Dossier
Intervista a Lucia Correale
6/03/12
Trudi Verticchio
Lucia Correale è nata il 13 settembre del 1960 a Napoli, dove si è laureata in lettere moderne. Vive a Roma da circa trent’anni e fa la giornalista: per molti anni nella carta stampata, attualmente autrice di testi per la rubrica
televisiva della RAI “Sorgente di vita”, quindicinale di cultura e vita ebraica. Da trenta anni è sposata con
Fabio, ha tre figli Chiara, Simone e Camilla.
Dai fatti di cronaca emerge un’immagine di maternità conflittuale.
Sicuramente è sempre stata presente nell’immaginario perché è depositata nel mito, come a segnalare un tema col quale comunque la donna fa i conti. Il tema della maternità e delle sue ambivalenze è tema scottante.

◇ ◇ ◇

Consegna
Secondo il brano, perché l'immagine di una maternità conflittuale è sempre stata presente nell'immaginario? Rispondi in una o due frasi.

[Dati]

◇ ◇ ◇

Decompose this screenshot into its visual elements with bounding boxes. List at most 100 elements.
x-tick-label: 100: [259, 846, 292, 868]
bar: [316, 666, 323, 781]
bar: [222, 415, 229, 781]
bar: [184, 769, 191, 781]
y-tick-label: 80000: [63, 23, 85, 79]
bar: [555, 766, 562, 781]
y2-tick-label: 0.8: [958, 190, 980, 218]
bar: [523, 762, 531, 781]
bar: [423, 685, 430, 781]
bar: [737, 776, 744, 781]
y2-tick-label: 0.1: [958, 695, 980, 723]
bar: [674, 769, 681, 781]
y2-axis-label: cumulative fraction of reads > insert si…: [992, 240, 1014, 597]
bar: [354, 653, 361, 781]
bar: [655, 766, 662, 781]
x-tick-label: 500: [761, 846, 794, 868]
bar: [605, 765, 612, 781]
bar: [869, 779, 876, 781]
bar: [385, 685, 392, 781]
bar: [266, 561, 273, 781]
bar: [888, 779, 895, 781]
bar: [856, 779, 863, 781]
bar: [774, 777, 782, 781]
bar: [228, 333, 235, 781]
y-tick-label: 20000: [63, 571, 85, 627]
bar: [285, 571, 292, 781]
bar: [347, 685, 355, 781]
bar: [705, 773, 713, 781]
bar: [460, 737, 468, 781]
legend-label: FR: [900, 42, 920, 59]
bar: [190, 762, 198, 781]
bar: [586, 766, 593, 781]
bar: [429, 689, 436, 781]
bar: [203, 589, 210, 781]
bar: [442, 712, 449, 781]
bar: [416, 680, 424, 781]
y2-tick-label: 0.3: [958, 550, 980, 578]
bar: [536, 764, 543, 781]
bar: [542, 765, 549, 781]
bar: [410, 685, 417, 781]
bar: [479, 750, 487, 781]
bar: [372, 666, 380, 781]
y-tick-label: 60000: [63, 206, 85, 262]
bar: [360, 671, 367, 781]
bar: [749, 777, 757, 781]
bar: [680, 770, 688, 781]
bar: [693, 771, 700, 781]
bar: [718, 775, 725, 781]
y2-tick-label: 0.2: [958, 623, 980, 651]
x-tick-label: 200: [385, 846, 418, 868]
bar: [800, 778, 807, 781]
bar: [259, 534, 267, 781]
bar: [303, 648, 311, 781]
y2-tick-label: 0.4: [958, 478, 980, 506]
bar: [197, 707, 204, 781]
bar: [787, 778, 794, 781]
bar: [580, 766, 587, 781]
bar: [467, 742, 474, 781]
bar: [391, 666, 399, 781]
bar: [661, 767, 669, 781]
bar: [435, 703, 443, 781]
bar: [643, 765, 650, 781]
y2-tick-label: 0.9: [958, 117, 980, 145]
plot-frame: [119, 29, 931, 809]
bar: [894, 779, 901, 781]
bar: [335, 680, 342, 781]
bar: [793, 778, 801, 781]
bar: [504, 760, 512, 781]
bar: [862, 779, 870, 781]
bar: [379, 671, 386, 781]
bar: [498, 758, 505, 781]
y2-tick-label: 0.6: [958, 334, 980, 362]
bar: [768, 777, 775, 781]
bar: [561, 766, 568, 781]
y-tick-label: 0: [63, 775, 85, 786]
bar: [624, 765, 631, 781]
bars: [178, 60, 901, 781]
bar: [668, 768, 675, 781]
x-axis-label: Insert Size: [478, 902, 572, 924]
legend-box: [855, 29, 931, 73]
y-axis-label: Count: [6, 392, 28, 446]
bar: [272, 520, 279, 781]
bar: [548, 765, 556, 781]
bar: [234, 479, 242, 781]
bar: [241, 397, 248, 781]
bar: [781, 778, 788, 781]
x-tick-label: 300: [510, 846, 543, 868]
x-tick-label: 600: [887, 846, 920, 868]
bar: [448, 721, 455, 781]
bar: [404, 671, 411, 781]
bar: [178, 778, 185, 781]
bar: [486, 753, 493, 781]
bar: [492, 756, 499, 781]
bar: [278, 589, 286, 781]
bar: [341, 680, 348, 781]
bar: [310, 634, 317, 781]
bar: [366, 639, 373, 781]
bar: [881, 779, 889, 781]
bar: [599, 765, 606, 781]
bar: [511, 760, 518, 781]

◇ ◇ ◇

Risposta
Perché è depositata nel mito, come a segnalare un tema con cui la donna fa comunque i conti.